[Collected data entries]
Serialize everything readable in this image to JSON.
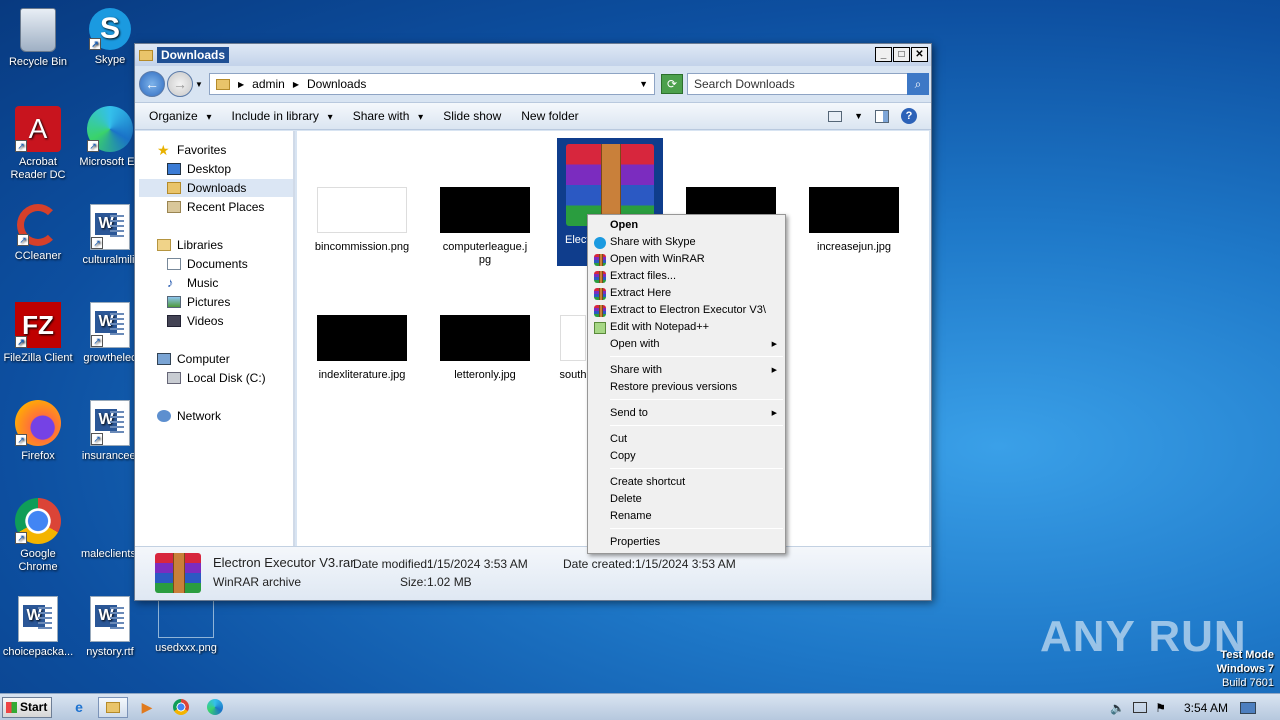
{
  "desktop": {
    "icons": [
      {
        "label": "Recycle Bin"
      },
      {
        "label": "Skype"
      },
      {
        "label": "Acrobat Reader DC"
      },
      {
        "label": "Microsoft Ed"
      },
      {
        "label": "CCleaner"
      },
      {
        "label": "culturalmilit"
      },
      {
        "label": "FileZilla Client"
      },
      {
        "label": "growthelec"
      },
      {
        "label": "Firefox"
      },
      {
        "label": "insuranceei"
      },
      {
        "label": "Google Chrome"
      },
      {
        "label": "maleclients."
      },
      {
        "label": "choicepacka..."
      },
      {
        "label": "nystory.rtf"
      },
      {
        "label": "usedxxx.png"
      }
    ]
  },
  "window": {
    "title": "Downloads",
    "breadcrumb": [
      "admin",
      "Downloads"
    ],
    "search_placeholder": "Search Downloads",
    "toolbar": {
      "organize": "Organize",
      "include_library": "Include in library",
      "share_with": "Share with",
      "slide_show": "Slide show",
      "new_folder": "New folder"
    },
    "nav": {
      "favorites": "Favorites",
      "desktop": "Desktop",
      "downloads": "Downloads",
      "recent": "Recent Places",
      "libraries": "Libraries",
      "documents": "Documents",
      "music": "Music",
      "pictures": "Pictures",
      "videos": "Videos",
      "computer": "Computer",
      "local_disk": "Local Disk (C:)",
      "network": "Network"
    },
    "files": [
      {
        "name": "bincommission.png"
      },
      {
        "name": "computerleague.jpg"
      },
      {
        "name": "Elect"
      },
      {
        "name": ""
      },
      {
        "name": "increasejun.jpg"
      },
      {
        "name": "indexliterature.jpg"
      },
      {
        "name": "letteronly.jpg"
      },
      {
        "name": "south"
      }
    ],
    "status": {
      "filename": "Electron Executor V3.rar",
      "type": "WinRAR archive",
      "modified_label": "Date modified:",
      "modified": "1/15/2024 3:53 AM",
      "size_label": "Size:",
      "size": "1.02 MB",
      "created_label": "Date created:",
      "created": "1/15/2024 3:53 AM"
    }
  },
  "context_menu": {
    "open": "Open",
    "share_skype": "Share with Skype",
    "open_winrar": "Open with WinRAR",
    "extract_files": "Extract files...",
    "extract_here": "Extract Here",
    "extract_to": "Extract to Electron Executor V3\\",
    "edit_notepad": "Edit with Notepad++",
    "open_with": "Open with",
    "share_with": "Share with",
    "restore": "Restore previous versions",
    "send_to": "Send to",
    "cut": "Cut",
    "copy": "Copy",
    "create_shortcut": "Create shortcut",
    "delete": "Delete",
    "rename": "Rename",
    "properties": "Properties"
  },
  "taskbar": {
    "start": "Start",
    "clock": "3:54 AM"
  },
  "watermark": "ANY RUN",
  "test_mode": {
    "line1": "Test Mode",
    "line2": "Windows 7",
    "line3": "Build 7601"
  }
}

--

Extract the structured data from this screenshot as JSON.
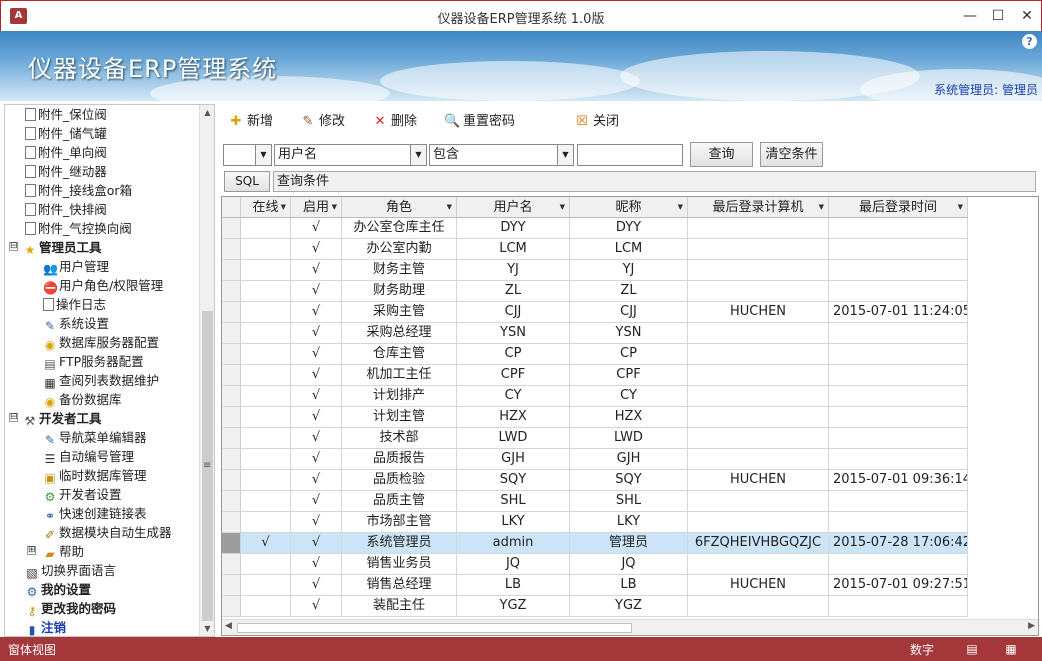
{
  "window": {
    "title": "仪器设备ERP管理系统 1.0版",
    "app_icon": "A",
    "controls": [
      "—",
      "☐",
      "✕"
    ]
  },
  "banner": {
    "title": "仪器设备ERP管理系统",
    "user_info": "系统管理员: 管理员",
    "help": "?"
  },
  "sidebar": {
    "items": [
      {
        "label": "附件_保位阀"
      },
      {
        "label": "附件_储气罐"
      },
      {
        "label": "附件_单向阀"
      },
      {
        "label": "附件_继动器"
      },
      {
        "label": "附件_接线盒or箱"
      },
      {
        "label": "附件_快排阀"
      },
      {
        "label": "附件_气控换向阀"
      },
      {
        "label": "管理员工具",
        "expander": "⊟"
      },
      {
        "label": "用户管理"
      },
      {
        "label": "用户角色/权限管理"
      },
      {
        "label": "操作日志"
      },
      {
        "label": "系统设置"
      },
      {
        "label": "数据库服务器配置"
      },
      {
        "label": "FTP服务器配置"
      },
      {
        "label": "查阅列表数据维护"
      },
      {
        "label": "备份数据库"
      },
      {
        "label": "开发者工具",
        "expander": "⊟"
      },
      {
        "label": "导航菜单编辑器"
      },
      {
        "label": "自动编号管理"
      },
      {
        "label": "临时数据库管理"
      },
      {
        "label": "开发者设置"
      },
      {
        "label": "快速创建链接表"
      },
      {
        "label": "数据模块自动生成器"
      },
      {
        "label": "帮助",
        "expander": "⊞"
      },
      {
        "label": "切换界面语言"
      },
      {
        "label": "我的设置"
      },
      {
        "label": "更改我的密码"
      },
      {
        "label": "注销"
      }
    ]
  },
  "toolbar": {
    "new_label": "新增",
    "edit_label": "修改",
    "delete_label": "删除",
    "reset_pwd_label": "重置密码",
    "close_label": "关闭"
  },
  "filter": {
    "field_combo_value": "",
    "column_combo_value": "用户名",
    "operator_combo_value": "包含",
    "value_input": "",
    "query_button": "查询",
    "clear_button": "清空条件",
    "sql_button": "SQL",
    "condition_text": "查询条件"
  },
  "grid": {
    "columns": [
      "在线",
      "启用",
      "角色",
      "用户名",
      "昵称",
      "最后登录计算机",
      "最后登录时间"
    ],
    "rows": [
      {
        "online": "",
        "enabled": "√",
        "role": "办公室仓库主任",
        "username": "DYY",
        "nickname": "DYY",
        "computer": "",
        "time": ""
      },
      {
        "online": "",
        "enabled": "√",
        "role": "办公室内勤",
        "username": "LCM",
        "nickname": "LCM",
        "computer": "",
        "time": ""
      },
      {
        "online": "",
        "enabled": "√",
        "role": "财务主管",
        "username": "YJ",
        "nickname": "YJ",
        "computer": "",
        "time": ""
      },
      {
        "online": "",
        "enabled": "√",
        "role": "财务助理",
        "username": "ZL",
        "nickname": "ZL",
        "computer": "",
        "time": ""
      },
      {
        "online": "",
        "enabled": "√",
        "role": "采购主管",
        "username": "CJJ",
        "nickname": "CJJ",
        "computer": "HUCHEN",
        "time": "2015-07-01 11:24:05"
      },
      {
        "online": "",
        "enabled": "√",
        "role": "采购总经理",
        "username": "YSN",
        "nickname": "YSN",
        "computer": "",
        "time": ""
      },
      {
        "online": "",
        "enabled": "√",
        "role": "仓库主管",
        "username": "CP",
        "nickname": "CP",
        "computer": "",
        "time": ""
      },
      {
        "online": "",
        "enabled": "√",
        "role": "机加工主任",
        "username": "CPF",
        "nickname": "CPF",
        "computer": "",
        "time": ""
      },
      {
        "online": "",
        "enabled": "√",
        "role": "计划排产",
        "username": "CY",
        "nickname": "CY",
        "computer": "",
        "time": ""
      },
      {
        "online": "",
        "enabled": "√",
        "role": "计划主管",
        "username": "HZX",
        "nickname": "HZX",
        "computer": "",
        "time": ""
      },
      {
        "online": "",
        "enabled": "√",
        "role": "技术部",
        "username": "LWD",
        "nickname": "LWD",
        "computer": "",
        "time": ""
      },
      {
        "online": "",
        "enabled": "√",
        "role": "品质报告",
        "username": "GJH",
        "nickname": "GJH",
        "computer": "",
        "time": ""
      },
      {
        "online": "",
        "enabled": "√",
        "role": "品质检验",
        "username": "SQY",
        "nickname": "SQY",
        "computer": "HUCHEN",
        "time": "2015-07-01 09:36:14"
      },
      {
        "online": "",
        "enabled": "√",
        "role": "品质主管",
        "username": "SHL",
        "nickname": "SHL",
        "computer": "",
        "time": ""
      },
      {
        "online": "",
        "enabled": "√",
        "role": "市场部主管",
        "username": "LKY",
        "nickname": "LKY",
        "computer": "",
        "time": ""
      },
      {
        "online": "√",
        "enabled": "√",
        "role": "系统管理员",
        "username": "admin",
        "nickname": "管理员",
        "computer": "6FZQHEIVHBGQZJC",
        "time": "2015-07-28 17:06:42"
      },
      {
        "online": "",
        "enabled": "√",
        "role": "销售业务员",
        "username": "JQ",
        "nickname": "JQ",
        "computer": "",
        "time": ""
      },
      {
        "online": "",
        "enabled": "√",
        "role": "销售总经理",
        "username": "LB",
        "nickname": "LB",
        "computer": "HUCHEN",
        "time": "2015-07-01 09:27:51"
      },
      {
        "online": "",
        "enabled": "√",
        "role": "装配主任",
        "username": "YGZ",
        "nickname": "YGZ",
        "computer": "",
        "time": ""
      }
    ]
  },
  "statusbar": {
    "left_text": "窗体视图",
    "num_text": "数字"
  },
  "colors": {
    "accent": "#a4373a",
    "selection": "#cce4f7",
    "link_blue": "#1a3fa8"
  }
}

PROBLEM STATEMENT: Scan the entries above. Copy each line that has the string "with".

REPLY TO THE TASK:
      "share_with": "Share with",
    "share_skype": "Share with Skype",
    "open_winrar": "Open with WinRAR",
    "edit_notepad": "Edit with Notepad++",
    "open_with": "Open with",
    "share_with": "Share with",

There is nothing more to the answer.